### EXTRACTED RECORDS
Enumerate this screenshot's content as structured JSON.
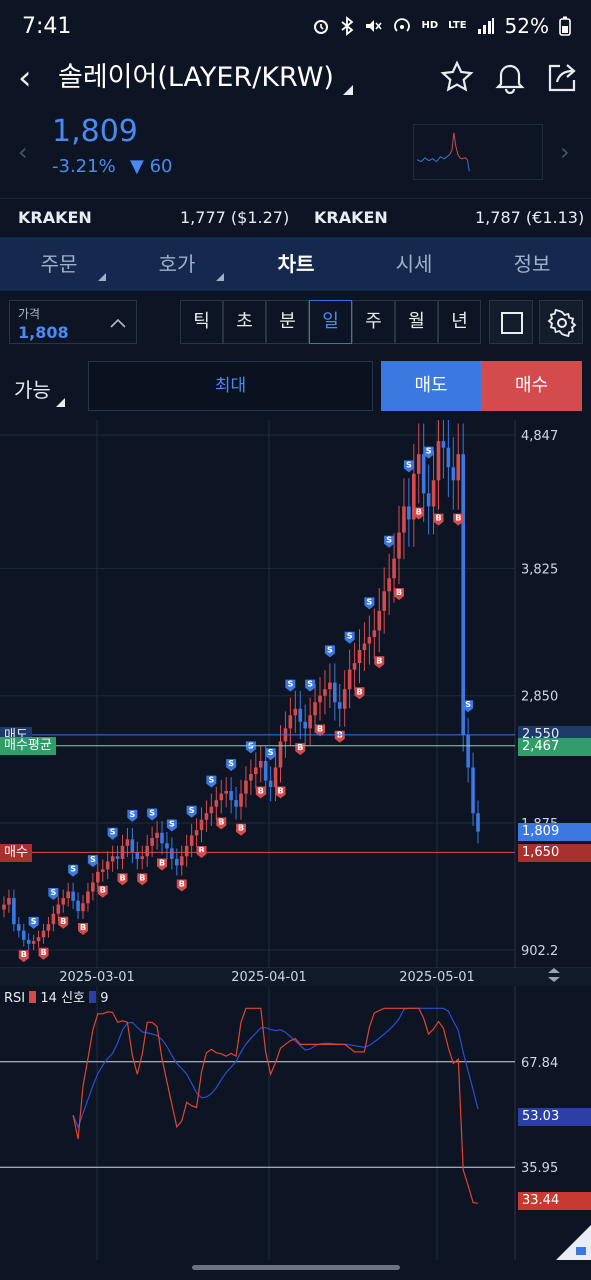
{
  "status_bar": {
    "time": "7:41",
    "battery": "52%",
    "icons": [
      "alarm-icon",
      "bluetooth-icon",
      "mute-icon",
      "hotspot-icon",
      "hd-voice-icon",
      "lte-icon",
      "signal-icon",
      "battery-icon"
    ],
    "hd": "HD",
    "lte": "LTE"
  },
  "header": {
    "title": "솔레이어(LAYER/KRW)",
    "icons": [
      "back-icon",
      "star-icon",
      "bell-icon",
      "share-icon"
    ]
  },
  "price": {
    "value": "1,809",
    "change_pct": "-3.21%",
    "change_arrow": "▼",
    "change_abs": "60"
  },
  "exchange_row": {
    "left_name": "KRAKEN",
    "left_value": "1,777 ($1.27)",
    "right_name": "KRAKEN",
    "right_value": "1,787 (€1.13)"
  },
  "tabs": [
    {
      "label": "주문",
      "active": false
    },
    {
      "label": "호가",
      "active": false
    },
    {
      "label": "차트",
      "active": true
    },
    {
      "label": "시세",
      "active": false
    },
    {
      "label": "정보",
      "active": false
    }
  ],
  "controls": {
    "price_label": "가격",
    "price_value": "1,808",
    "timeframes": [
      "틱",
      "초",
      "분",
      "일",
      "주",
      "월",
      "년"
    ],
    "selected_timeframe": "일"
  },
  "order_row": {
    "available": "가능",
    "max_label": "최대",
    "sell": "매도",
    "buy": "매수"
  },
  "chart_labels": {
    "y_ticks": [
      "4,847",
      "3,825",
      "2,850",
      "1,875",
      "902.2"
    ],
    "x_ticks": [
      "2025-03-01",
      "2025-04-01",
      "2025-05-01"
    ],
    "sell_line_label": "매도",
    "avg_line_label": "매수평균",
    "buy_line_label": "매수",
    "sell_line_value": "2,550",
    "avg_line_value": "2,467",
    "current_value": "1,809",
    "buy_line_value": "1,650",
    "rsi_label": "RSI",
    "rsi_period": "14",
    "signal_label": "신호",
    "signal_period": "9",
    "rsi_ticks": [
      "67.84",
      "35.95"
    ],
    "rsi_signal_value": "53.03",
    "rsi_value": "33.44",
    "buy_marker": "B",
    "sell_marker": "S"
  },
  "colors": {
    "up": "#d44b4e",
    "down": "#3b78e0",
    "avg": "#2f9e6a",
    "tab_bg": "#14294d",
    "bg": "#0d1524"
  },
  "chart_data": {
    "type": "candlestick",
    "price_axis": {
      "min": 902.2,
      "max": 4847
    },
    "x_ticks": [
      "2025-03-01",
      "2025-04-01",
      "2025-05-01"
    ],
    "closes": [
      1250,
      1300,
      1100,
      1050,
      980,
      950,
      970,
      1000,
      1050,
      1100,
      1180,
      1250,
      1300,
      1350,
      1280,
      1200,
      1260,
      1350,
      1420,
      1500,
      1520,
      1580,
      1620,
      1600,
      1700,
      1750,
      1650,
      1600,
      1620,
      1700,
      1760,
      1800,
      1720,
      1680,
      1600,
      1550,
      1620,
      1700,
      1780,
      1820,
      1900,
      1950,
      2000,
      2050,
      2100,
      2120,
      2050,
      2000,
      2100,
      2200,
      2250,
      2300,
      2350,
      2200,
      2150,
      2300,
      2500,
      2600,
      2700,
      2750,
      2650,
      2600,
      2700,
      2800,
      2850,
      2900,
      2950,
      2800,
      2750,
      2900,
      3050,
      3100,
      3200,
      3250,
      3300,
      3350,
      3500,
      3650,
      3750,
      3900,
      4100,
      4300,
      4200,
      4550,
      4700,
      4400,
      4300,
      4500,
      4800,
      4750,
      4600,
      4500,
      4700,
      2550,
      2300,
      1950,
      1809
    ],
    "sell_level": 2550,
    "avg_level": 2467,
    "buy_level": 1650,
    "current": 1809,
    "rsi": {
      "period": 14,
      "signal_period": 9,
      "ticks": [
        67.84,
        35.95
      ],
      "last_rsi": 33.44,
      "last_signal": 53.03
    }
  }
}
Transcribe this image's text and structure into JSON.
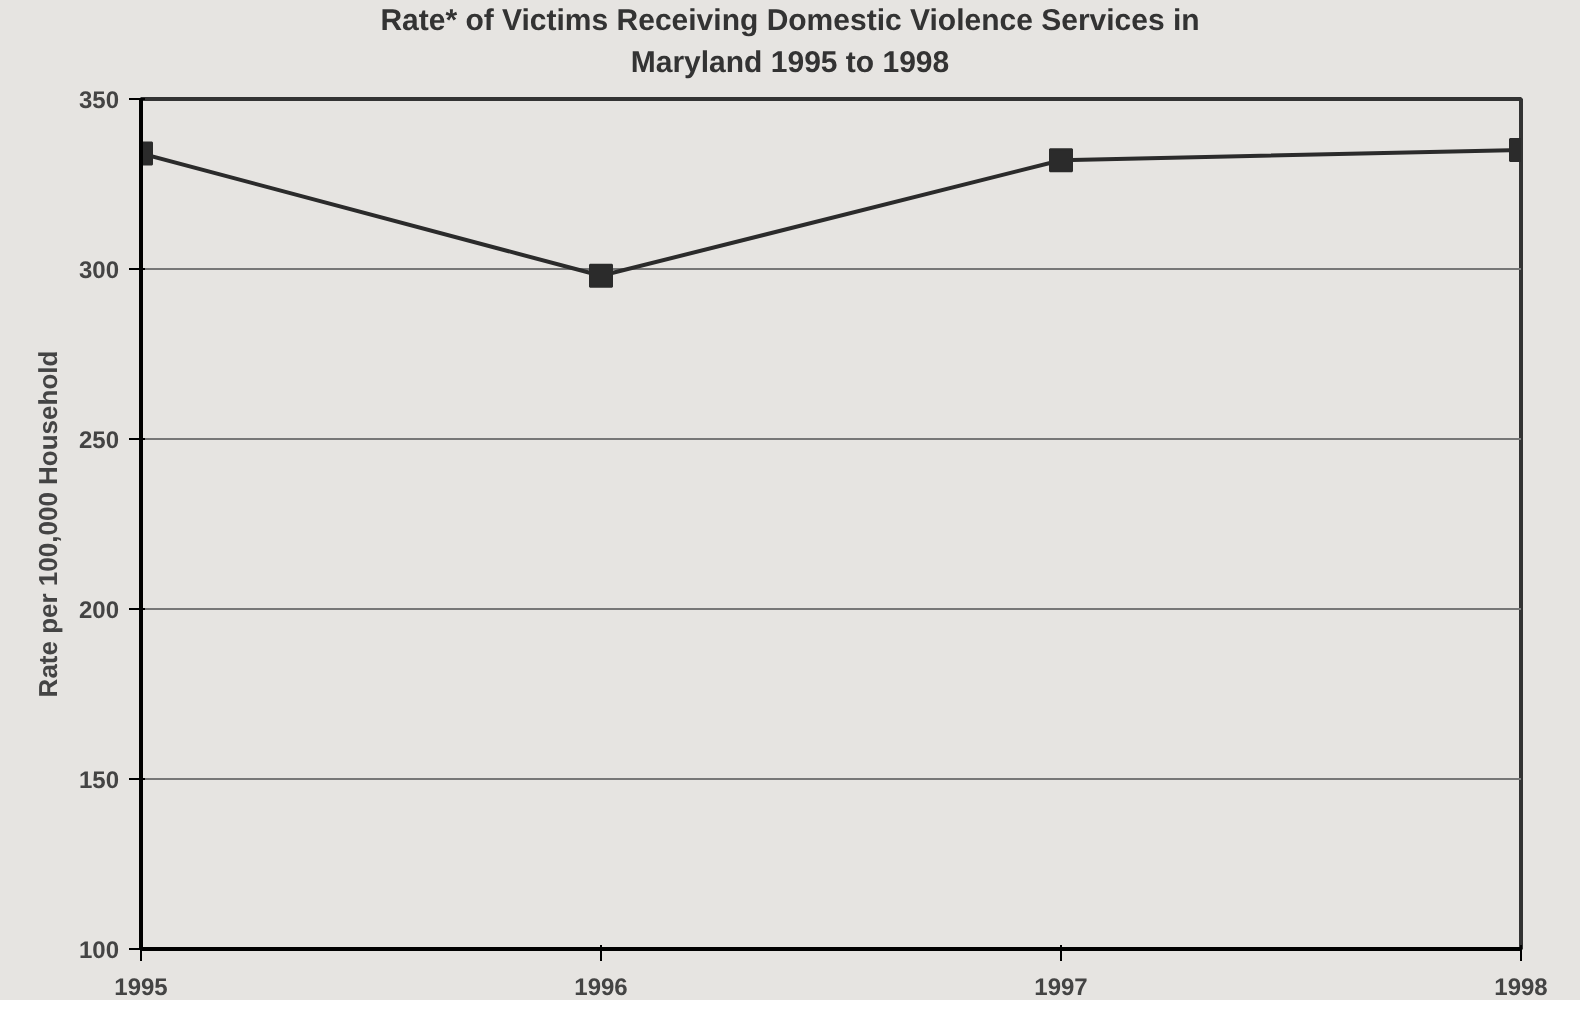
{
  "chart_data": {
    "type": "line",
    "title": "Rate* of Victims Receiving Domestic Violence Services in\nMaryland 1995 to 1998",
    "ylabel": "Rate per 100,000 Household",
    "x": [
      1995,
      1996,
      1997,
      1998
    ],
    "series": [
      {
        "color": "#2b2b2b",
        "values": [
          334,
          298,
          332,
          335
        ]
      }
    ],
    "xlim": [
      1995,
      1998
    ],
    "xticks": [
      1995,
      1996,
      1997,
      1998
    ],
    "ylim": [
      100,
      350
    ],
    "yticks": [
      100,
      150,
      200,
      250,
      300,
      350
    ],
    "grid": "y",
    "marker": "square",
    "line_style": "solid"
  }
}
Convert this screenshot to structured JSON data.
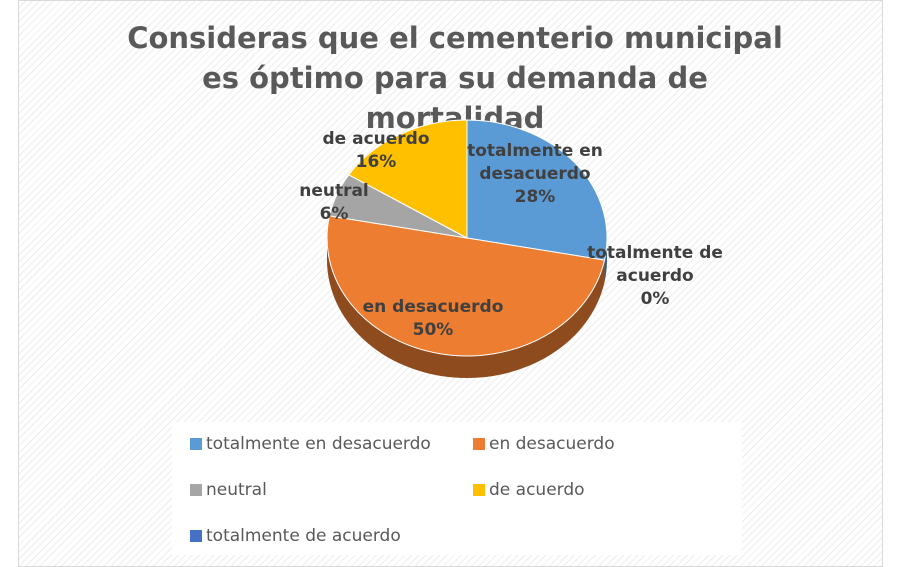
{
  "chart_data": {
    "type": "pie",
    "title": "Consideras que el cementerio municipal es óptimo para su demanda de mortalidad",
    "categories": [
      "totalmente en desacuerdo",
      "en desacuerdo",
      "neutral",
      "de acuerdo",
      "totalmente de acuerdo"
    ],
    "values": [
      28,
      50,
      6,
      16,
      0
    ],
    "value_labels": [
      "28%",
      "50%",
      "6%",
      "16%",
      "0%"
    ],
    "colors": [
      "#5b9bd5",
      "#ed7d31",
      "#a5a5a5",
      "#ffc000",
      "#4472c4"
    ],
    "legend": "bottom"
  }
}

### EXERCISE REQUIREMENTS
Leaving all pictures aside, quote each record exactly.

### COMPLETE RESPONSE
Enumerate this screenshot's content as structured JSON.
{
  "status_bar": {
    "time": "7:41",
    "battery": "52%",
    "icons": [
      "alarm-icon",
      "bluetooth-icon",
      "mute-icon",
      "hotspot-icon",
      "hd-voice-icon",
      "lte-icon",
      "signal-icon",
      "battery-icon"
    ],
    "hd": "HD",
    "lte": "LTE"
  },
  "header": {
    "title": "솔레이어(LAYER/KRW)",
    "icons": [
      "back-icon",
      "star-icon",
      "bell-icon",
      "share-icon"
    ]
  },
  "price": {
    "value": "1,809",
    "change_pct": "-3.21%",
    "change_arrow": "▼",
    "change_abs": "60"
  },
  "exchange_row": {
    "left_name": "KRAKEN",
    "left_value": "1,777 ($1.27)",
    "right_name": "KRAKEN",
    "right_value": "1,787 (€1.13)"
  },
  "tabs": [
    {
      "label": "주문",
      "active": false
    },
    {
      "label": "호가",
      "active": false
    },
    {
      "label": "차트",
      "active": true
    },
    {
      "label": "시세",
      "active": false
    },
    {
      "label": "정보",
      "active": false
    }
  ],
  "controls": {
    "price_label": "가격",
    "price_value": "1,808",
    "timeframes": [
      "틱",
      "초",
      "분",
      "일",
      "주",
      "월",
      "년"
    ],
    "selected_timeframe": "일"
  },
  "order_row": {
    "available": "가능",
    "max_label": "최대",
    "sell": "매도",
    "buy": "매수"
  },
  "chart_labels": {
    "y_ticks": [
      "4,847",
      "3,825",
      "2,850",
      "1,875",
      "902.2"
    ],
    "x_ticks": [
      "2025-03-01",
      "2025-04-01",
      "2025-05-01"
    ],
    "sell_line_label": "매도",
    "avg_line_label": "매수평균",
    "buy_line_label": "매수",
    "sell_line_value": "2,550",
    "avg_line_value": "2,467",
    "current_value": "1,809",
    "buy_line_value": "1,650",
    "rsi_label": "RSI",
    "rsi_period": "14",
    "signal_label": "신호",
    "signal_period": "9",
    "rsi_ticks": [
      "67.84",
      "35.95"
    ],
    "rsi_signal_value": "53.03",
    "rsi_value": "33.44",
    "buy_marker": "B",
    "sell_marker": "S"
  },
  "colors": {
    "up": "#d44b4e",
    "down": "#3b78e0",
    "avg": "#2f9e6a",
    "tab_bg": "#14294d",
    "bg": "#0d1524"
  },
  "chart_data": {
    "type": "candlestick",
    "price_axis": {
      "min": 902.2,
      "max": 4847
    },
    "x_ticks": [
      "2025-03-01",
      "2025-04-01",
      "2025-05-01"
    ],
    "closes": [
      1250,
      1300,
      1100,
      1050,
      980,
      950,
      970,
      1000,
      1050,
      1100,
      1180,
      1250,
      1300,
      1350,
      1280,
      1200,
      1260,
      1350,
      1420,
      1500,
      1520,
      1580,
      1620,
      1600,
      1700,
      1750,
      1650,
      1600,
      1620,
      1700,
      1760,
      1800,
      1720,
      1680,
      1600,
      1550,
      1620,
      1700,
      1780,
      1820,
      1900,
      1950,
      2000,
      2050,
      2100,
      2120,
      2050,
      2000,
      2100,
      2200,
      2250,
      2300,
      2350,
      2200,
      2150,
      2300,
      2500,
      2600,
      2700,
      2750,
      2650,
      2600,
      2700,
      2800,
      2850,
      2900,
      2950,
      2800,
      2750,
      2900,
      3050,
      3100,
      3200,
      3250,
      3300,
      3350,
      3500,
      3650,
      3750,
      3900,
      4100,
      4300,
      4200,
      4550,
      4700,
      4400,
      4300,
      4500,
      4800,
      4750,
      4600,
      4500,
      4700,
      2550,
      2300,
      1950,
      1809
    ],
    "sell_level": 2550,
    "avg_level": 2467,
    "buy_level": 1650,
    "current": 1809,
    "rsi": {
      "period": 14,
      "signal_period": 9,
      "ticks": [
        67.84,
        35.95
      ],
      "last_rsi": 33.44,
      "last_signal": 53.03
    }
  }
}
Transcribe this image's text and structure into JSON.
{
  "chart_data": {
    "type": "line",
    "title": "Rate* of Victims Receiving Domestic Violence Services in\nMaryland 1995 to 1998",
    "ylabel": "Rate per 100,000 Household",
    "x": [
      1995,
      1996,
      1997,
      1998
    ],
    "series": [
      {
        "color": "#2b2b2b",
        "values": [
          334,
          298,
          332,
          335
        ]
      }
    ],
    "xlim": [
      1995,
      1998
    ],
    "xticks": [
      1995,
      1996,
      1997,
      1998
    ],
    "ylim": [
      100,
      350
    ],
    "yticks": [
      100,
      150,
      200,
      250,
      300,
      350
    ],
    "grid": "y",
    "marker": "square",
    "line_style": "solid"
  }
}
Convert this screenshot to structured JSON data.
{
  "chart_data": {
    "type": "pie",
    "title": "Consideras que el cementerio municipal es óptimo para su demanda de mortalidad",
    "categories": [
      "totalmente en desacuerdo",
      "en desacuerdo",
      "neutral",
      "de acuerdo",
      "totalmente de acuerdo"
    ],
    "values": [
      28,
      50,
      6,
      16,
      0
    ],
    "value_labels": [
      "28%",
      "50%",
      "6%",
      "16%",
      "0%"
    ],
    "colors": [
      "#5b9bd5",
      "#ed7d31",
      "#a5a5a5",
      "#ffc000",
      "#4472c4"
    ],
    "legend": "bottom"
  }
}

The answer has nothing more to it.